Source records>
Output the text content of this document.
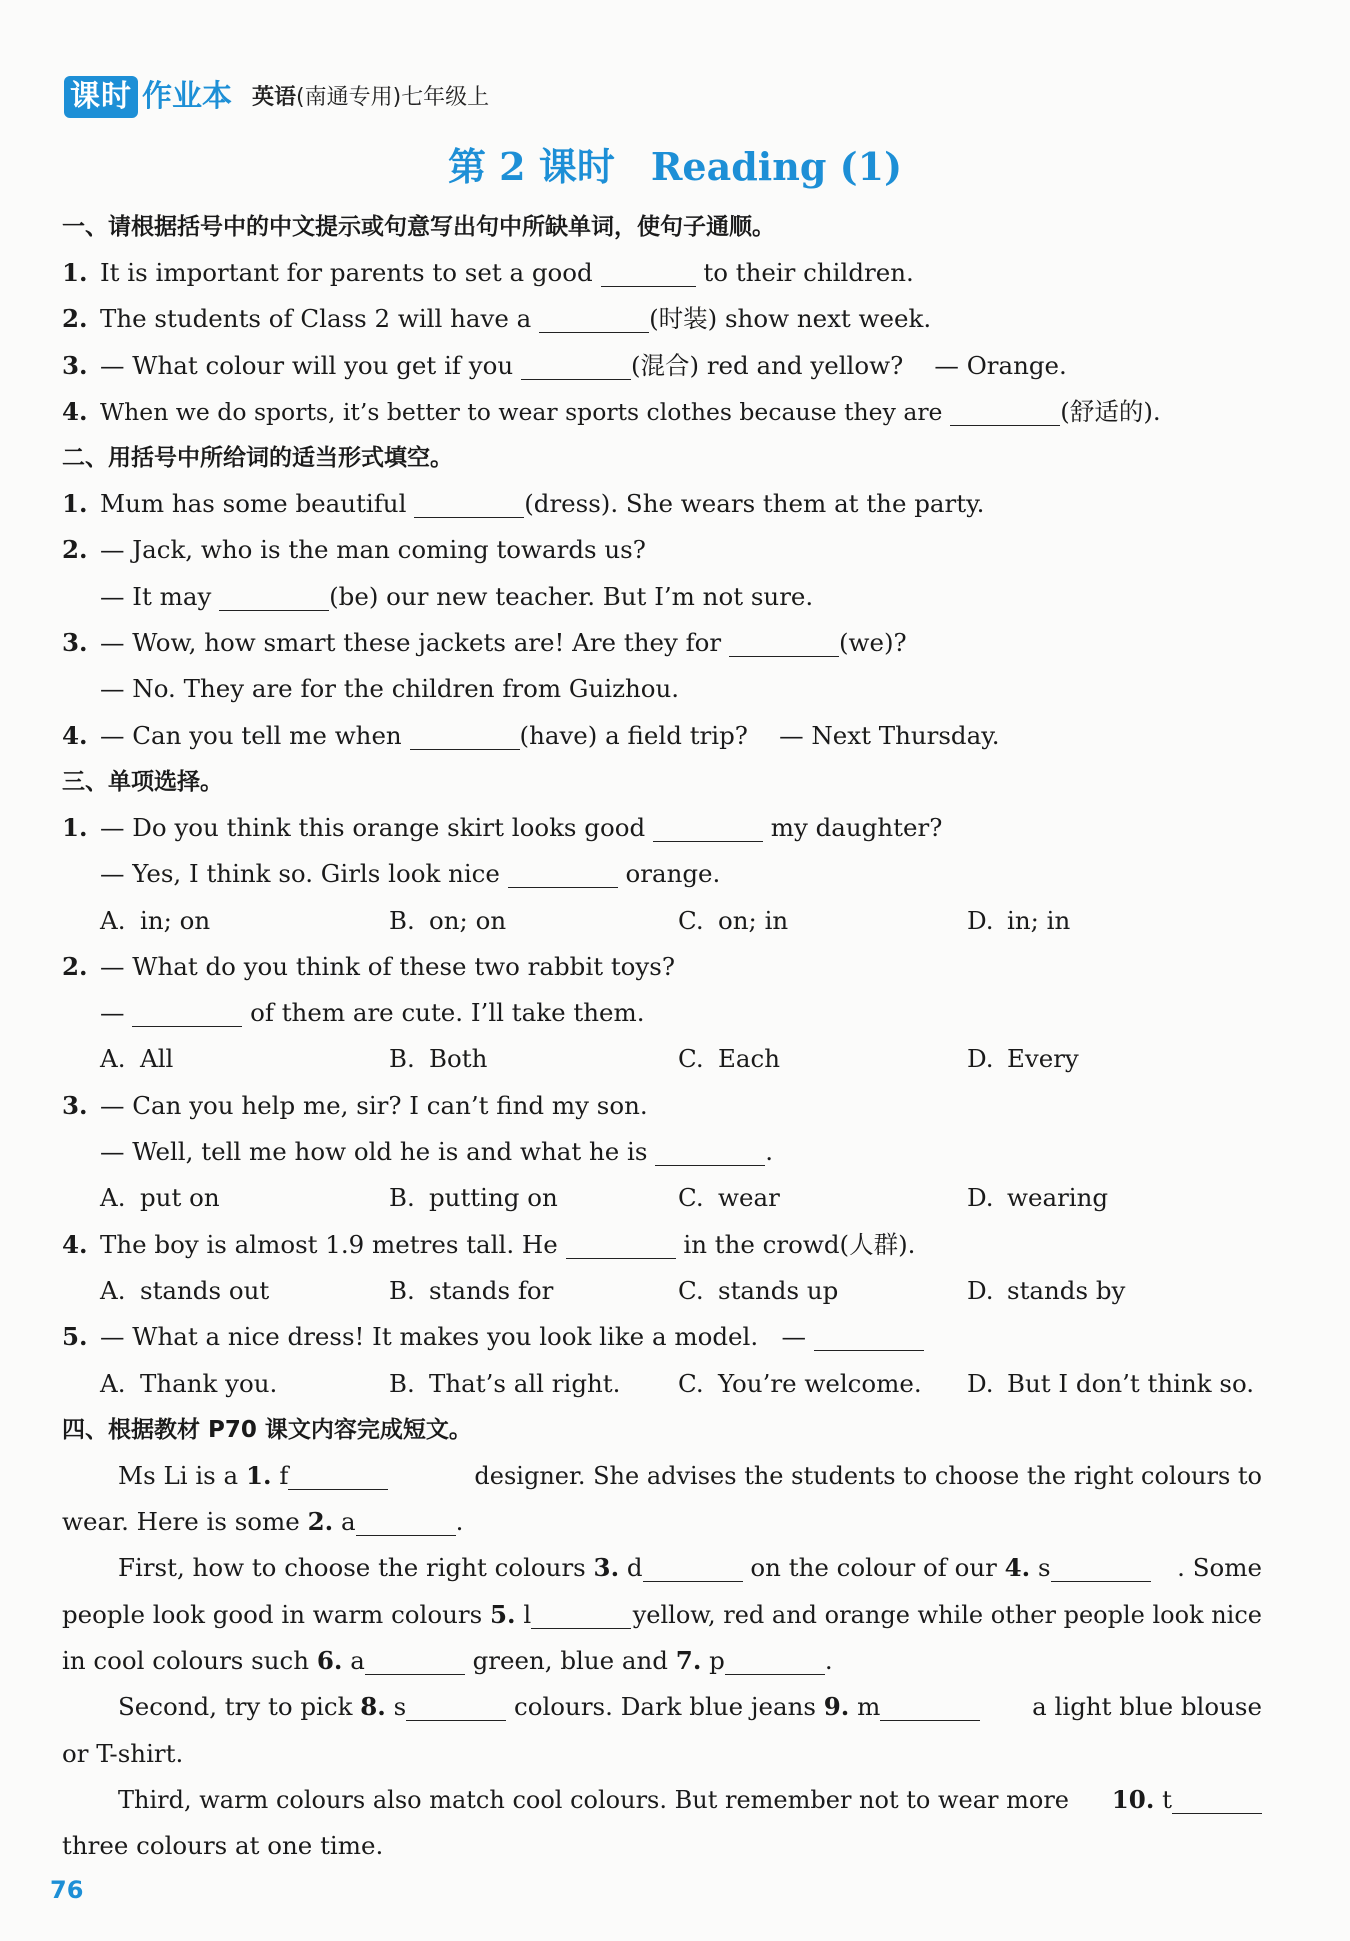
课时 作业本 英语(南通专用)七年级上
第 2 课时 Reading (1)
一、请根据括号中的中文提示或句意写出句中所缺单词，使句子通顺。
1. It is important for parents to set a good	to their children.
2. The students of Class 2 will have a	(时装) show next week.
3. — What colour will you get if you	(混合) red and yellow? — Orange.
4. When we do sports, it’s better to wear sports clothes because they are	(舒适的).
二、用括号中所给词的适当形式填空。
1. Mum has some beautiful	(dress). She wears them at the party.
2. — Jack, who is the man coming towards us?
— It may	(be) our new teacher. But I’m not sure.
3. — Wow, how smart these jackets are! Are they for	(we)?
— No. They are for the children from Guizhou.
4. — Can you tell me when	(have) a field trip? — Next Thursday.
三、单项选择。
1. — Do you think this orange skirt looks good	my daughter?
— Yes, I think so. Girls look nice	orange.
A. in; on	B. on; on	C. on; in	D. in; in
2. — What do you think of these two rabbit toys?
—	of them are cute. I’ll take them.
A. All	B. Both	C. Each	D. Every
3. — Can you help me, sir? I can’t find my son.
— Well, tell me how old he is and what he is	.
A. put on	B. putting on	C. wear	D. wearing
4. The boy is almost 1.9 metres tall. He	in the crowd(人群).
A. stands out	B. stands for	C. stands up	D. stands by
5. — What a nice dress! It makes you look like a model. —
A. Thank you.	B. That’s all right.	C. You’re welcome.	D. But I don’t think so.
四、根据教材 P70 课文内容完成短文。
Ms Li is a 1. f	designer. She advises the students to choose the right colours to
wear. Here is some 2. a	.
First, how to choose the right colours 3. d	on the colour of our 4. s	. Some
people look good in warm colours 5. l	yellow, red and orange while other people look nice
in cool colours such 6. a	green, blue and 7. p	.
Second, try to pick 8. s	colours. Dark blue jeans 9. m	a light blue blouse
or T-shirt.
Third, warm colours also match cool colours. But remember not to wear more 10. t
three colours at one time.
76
--
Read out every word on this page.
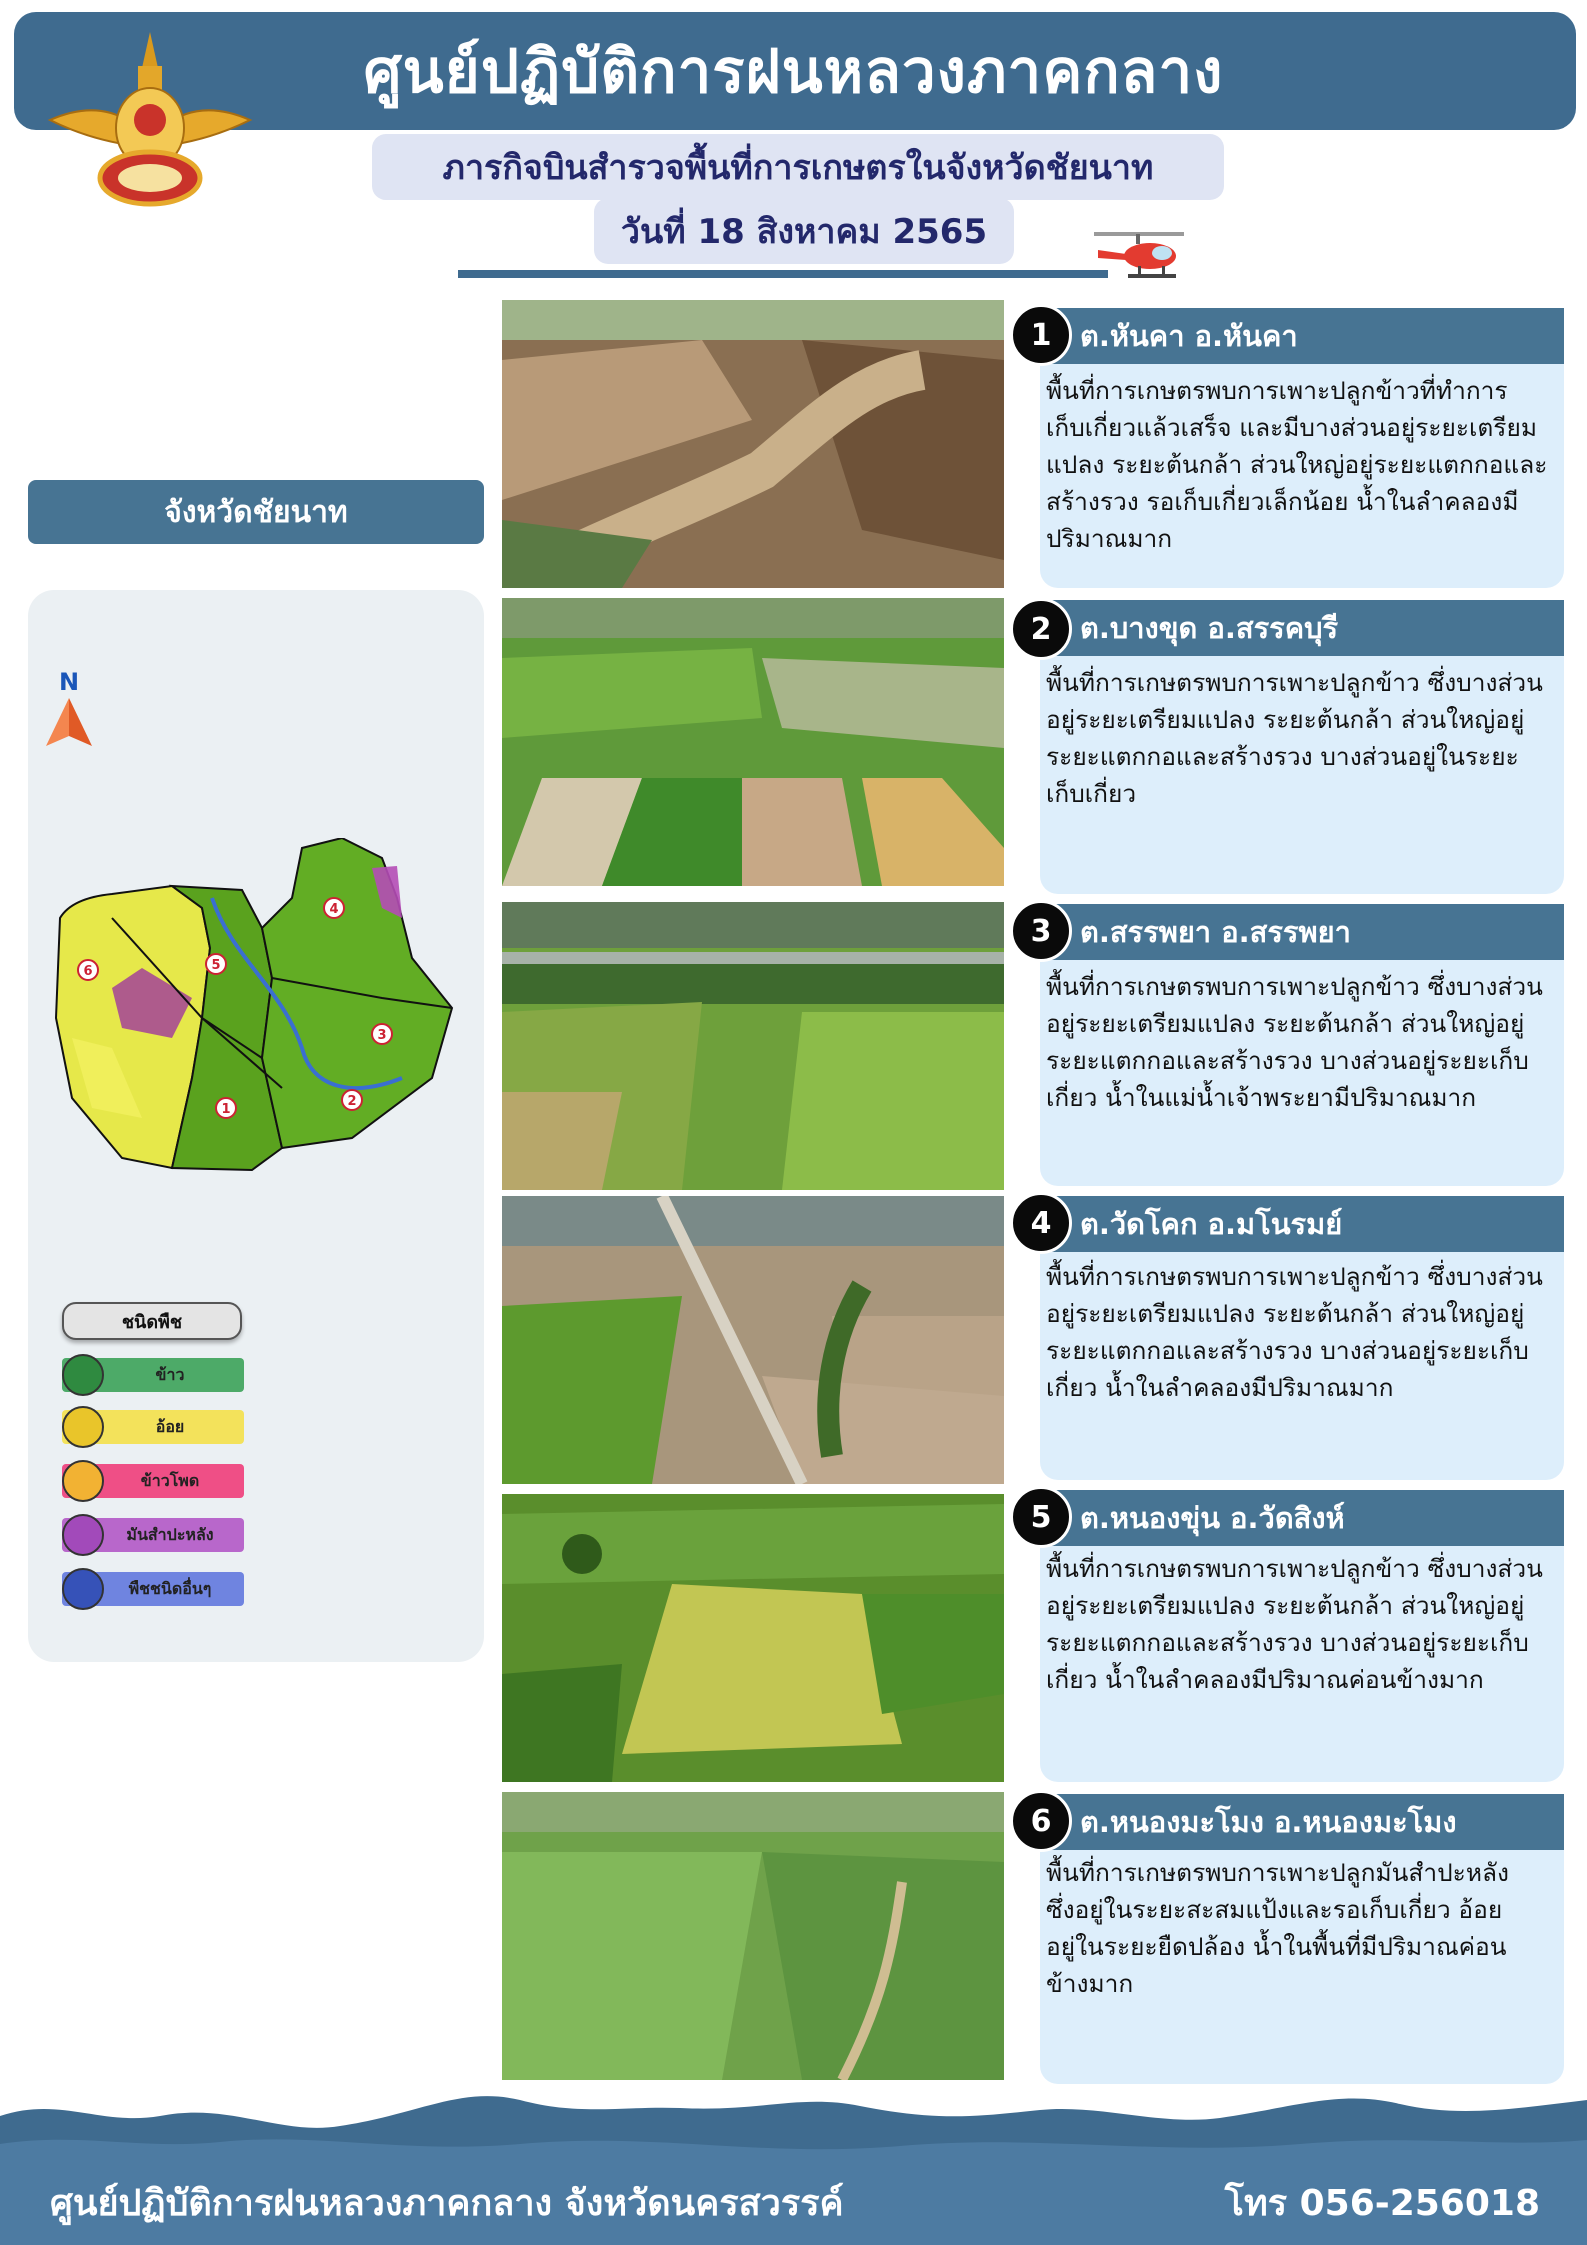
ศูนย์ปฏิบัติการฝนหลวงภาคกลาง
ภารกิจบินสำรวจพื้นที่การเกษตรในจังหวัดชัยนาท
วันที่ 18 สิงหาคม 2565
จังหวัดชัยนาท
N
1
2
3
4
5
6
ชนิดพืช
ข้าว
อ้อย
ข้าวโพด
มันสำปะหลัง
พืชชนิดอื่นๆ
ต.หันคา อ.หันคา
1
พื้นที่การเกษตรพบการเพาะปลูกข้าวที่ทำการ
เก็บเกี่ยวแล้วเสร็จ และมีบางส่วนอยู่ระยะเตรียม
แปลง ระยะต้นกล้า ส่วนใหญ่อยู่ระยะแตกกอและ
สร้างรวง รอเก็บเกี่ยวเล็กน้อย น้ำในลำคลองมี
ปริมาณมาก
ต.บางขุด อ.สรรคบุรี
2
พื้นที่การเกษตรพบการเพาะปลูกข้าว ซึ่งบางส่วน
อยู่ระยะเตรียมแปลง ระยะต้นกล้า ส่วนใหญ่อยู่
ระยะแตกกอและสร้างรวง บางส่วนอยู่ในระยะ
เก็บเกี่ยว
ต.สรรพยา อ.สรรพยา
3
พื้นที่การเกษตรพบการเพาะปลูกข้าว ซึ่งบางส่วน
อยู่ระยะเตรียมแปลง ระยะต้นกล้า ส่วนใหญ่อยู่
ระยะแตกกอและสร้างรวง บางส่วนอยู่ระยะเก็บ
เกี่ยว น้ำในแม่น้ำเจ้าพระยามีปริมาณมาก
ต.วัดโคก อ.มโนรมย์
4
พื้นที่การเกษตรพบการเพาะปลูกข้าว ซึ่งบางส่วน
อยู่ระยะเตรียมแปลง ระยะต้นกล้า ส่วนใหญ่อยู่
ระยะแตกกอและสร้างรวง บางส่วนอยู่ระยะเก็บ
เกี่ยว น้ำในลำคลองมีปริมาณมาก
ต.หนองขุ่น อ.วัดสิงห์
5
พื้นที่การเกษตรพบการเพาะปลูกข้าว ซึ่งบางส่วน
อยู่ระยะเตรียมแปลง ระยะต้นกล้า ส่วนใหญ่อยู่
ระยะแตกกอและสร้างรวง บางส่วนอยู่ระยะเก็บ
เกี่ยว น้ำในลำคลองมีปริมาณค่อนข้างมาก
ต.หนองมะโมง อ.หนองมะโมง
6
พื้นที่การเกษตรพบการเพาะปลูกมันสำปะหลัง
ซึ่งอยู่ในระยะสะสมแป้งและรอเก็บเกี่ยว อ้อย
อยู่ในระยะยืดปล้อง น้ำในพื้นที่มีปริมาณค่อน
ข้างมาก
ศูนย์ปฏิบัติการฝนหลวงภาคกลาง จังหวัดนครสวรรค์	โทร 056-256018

Directions for this task> Copy every line of the records above that holds the word "การฝนหลวงภาคกลาง".

Reply to the exercise>
ศูนย์ปฏิบัติการฝนหลวงภาคกลาง
ศูนย์ปฏิบัติการฝนหลวงภาคกลาง จังหวัดนครสวรรค์	โทร 056-256018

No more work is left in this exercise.